Copy each line exactly.
========
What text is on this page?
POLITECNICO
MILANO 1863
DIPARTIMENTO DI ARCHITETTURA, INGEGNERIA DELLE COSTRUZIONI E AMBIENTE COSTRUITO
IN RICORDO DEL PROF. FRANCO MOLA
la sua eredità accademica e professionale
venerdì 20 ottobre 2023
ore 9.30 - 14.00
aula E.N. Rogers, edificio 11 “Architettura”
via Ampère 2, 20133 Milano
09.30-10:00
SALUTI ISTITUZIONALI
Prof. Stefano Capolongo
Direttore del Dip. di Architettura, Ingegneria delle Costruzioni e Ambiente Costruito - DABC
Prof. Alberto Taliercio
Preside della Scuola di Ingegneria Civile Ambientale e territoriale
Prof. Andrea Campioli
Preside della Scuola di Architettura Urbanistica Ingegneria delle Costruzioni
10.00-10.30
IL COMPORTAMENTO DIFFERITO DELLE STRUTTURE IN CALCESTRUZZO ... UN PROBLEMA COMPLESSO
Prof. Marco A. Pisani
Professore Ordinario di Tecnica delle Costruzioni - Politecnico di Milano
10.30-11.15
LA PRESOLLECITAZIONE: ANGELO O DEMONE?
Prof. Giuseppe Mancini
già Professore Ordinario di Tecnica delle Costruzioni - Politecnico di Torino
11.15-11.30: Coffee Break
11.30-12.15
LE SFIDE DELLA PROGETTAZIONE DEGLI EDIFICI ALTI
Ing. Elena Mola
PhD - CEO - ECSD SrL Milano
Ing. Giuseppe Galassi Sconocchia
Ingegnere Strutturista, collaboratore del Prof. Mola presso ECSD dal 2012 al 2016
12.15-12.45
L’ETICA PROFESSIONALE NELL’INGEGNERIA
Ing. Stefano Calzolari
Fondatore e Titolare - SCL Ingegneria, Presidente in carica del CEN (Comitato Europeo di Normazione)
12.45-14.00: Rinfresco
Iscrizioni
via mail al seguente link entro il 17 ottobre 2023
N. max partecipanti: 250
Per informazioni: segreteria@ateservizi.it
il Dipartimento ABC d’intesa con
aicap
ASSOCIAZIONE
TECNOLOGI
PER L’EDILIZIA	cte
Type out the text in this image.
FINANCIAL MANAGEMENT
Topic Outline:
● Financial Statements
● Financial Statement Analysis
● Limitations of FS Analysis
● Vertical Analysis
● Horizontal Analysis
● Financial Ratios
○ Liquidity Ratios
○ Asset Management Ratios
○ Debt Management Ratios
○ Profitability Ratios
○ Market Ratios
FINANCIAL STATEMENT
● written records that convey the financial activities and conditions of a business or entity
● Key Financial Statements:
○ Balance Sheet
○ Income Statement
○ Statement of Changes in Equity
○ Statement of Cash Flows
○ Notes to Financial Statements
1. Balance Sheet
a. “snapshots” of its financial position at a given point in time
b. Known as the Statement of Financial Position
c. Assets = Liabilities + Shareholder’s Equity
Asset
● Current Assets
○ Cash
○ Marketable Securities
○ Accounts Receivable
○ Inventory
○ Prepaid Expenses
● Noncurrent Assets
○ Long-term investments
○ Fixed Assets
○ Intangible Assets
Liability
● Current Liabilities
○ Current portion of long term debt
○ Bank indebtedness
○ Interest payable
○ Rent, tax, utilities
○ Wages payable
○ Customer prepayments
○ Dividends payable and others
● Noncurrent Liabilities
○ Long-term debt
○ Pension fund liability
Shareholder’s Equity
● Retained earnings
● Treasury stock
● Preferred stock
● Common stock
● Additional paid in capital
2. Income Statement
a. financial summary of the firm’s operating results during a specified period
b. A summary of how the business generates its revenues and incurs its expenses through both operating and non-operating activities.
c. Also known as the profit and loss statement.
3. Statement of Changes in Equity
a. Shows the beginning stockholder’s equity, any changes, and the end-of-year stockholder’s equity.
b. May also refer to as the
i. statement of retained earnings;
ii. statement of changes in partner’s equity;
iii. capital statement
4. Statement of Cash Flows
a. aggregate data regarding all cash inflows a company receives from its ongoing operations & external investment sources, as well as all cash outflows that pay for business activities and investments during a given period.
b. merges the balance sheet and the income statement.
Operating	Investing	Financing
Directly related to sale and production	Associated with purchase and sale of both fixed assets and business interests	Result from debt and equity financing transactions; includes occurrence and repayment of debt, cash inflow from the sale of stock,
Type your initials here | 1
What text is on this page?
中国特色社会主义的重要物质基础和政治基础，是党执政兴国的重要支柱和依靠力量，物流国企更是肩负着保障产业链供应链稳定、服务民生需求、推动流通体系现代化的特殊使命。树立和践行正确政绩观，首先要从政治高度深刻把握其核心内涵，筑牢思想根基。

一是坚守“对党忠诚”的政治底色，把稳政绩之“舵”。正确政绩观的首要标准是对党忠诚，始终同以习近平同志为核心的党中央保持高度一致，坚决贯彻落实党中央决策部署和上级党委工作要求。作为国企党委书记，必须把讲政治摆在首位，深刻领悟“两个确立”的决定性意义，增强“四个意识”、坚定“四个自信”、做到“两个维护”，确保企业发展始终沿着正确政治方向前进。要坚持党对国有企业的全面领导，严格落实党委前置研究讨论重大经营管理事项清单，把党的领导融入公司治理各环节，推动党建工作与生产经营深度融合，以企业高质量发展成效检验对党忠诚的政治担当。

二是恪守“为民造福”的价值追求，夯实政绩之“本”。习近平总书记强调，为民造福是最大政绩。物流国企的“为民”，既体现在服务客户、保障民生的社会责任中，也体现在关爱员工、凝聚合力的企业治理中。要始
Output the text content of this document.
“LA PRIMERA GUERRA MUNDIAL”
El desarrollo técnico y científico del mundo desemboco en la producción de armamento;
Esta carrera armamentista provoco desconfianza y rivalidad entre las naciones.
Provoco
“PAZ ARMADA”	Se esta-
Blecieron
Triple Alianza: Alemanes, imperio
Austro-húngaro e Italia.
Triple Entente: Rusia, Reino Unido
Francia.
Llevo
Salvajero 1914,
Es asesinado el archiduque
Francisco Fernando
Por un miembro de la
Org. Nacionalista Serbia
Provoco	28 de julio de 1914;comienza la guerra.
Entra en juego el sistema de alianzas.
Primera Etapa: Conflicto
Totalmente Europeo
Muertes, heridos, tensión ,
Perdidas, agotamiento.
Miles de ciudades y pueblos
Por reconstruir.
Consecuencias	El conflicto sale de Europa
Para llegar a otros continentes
========
IN RESPONSE:
What text is on this page?
POLITECNICO
MILANO 1863
DIPARTIMENTO DI ARCHITETTURA, INGEGNERIA DELLE COSTRUZIONI E AMBIENTE COSTRUITO
IN RICORDO DEL PROF. FRANCO MOLA
la sua eredità accademica e professionale
venerdì 20 ottobre 2023
ore 9.30 - 14.00
aula E.N. Rogers, edificio 11 “Architettura”
via Ampère 2, 20133 Milano
09.30-10:00
SALUTI ISTITUZIONALI
Prof. Stefano Capolongo
Direttore del Dip. di Architettura, Ingegneria delle Costruzioni e Ambiente Costruito - DABC
Prof. Alberto Taliercio
Preside della Scuola di Ingegneria Civile Ambientale e territoriale
Prof. Andrea Campioli
Preside della Scuola di Architettura Urbanistica Ingegneria delle Costruzioni
10.00-10.30
IL COMPORTAMENTO DIFFERITO DELLE STRUTTURE IN CALCESTRUZZO ... UN PROBLEMA COMPLESSO
Prof. Marco A. Pisani
Professore Ordinario di Tecnica delle Costruzioni - Politecnico di Milano
10.30-11.15
LA PRESOLLECITAZIONE: ANGELO O DEMONE?
Prof. Giuseppe Mancini
già Professore Ordinario di Tecnica delle Costruzioni - Politecnico di Torino
11.15-11.30: Coffee Break
11.30-12.15
LE SFIDE DELLA PROGETTAZIONE DEGLI EDIFICI ALTI
Ing. Elena Mola
PhD - CEO - ECSD SrL Milano
Ing. Giuseppe Galassi Sconocchia
Ingegnere Strutturista, collaboratore del Prof. Mola presso ECSD dal 2012 al 2016
12.15-12.45
L’ETICA PROFESSIONALE NELL’INGEGNERIA
Ing. Stefano Calzolari
Fondatore e Titolare - SCL Ingegneria, Presidente in carica del CEN (Comitato Europeo di Normazione)
12.45-14.00: Rinfresco
Iscrizioni
via mail al seguente link entro il 17 ottobre 2023
N. max partecipanti: 250
Per informazioni: segreteria@ateservizi.it
il Dipartimento ABC d’intesa con
aicap
ASSOCIAZIONE
TECNOLOGI
PER L’EDILIZIA	cte
Type out the text in this image.
FINANCIAL MANAGEMENT
Topic Outline:
● Financial Statements
● Financial Statement Analysis
● Limitations of FS Analysis
● Vertical Analysis
● Horizontal Analysis
● Financial Ratios
○ Liquidity Ratios
○ Asset Management Ratios
○ Debt Management Ratios
○ Profitability Ratios
○ Market Ratios
FINANCIAL STATEMENT
● written records that convey the financial activities and conditions of a business or entity
● Key Financial Statements:
○ Balance Sheet
○ Income Statement
○ Statement of Changes in Equity
○ Statement of Cash Flows
○ Notes to Financial Statements
1. Balance Sheet
a. “snapshots” of its financial position at a given point in time
b. Known as the Statement of Financial Position
c. Assets = Liabilities + Shareholder’s Equity
Asset
● Current Assets
○ Cash
○ Marketable Securities
○ Accounts Receivable
○ Inventory
○ Prepaid Expenses
● Noncurrent Assets
○ Long-term investments
○ Fixed Assets
○ Intangible Assets
Liability
● Current Liabilities
○ Current portion of long term debt
○ Bank indebtedness
○ Interest payable
○ Rent, tax, utilities
○ Wages payable
○ Customer prepayments
○ Dividends payable and others
● Noncurrent Liabilities
○ Long-term debt
○ Pension fund liability
Shareholder’s Equity
● Retained earnings
● Treasury stock
● Preferred stock
● Common stock
● Additional paid in capital
2. Income Statement
a. financial summary of the firm’s operating results during a specified period
b. A summary of how the business generates its revenues and incurs its expenses through both operating and non-operating activities.
c. Also known as the profit and loss statement.
3. Statement of Changes in Equity
a. Shows the beginning stockholder’s equity, any changes, and the end-of-year stockholder’s equity.
b. May also refer to as the
i. statement of retained earnings;
ii. statement of changes in partner’s equity;
iii. capital statement
4. Statement of Cash Flows
a. aggregate data regarding all cash inflows a company receives from its ongoing operations & external investment sources, as well as all cash outflows that pay for business activities and investments during a given period.
b. merges the balance sheet and the income statement.
Operating	Investing	Financing
Directly related to sale and production	Associated with purchase and sale of both fixed assets and business interests	Result from debt and equity financing transactions; includes occurrence and repayment of debt, cash inflow from the sale of stock,
Type your initials here | 1
What text is on this page?
中国特色社会主义的重要物质基础和政治基础，是党执政兴国的重要支柱和依靠力量，物流国企更是肩负着保障产业链供应链稳定、服务民生需求、推动流通体系现代化的特殊使命。树立和践行正确政绩观，首先要从政治高度深刻把握其核心内涵，筑牢思想根基。

一是坚守“对党忠诚”的政治底色，把稳政绩之“舵”。正确政绩观的首要标准是对党忠诚，始终同以习近平同志为核心的党中央保持高度一致，坚决贯彻落实党中央决策部署和上级党委工作要求。作为国企党委书记，必须把讲政治摆在首位，深刻领悟“两个确立”的决定性意义，增强“四个意识”、坚定“四个自信”、做到“两个维护”，确保企业发展始终沿着正确政治方向前进。要坚持党对国有企业的全面领导，严格落实党委前置研究讨论重大经营管理事项清单，把党的领导融入公司治理各环节，推动党建工作与生产经营深度融合，以企业高质量发展成效检验对党忠诚的政治担当。

二是恪守“为民造福”的价值追求，夯实政绩之“本”。习近平总书记强调，为民造福是最大政绩。物流国企的“为民”，既体现在服务客户、保障民生的社会责任中，也体现在关爱员工、凝聚合力的企业治理中。要始
Output the text content of this document.
“LA PRIMERA GUERRA MUNDIAL”
El desarrollo técnico y científico del mundo desemboco en la producción de armamento;
Esta carrera armamentista provoco desconfianza y rivalidad entre las naciones.
Provoco
“PAZ ARMADA”	Se esta-
Blecieron
Triple Alianza: Alemanes, imperio
Austro-húngaro e Italia.
Triple Entente: Rusia, Reino Unido
Francia.
Llevo
Salvajero 1914,
Es asesinado el archiduque
Francisco Fernando
Por un miembro de la
Org. Nacionalista Serbia
Provoco	28 de julio de 1914;comienza la guerra.
Entra en juego el sistema de alianzas.
Primera Etapa: Conflicto
Totalmente Europeo
Muertes, heridos, tensión ,
Perdidas, agotamiento.
Miles de ciudades y pueblos
Por reconstruir.
Consecuencias	El conflicto sale de Europa
Para llegar a otros continentes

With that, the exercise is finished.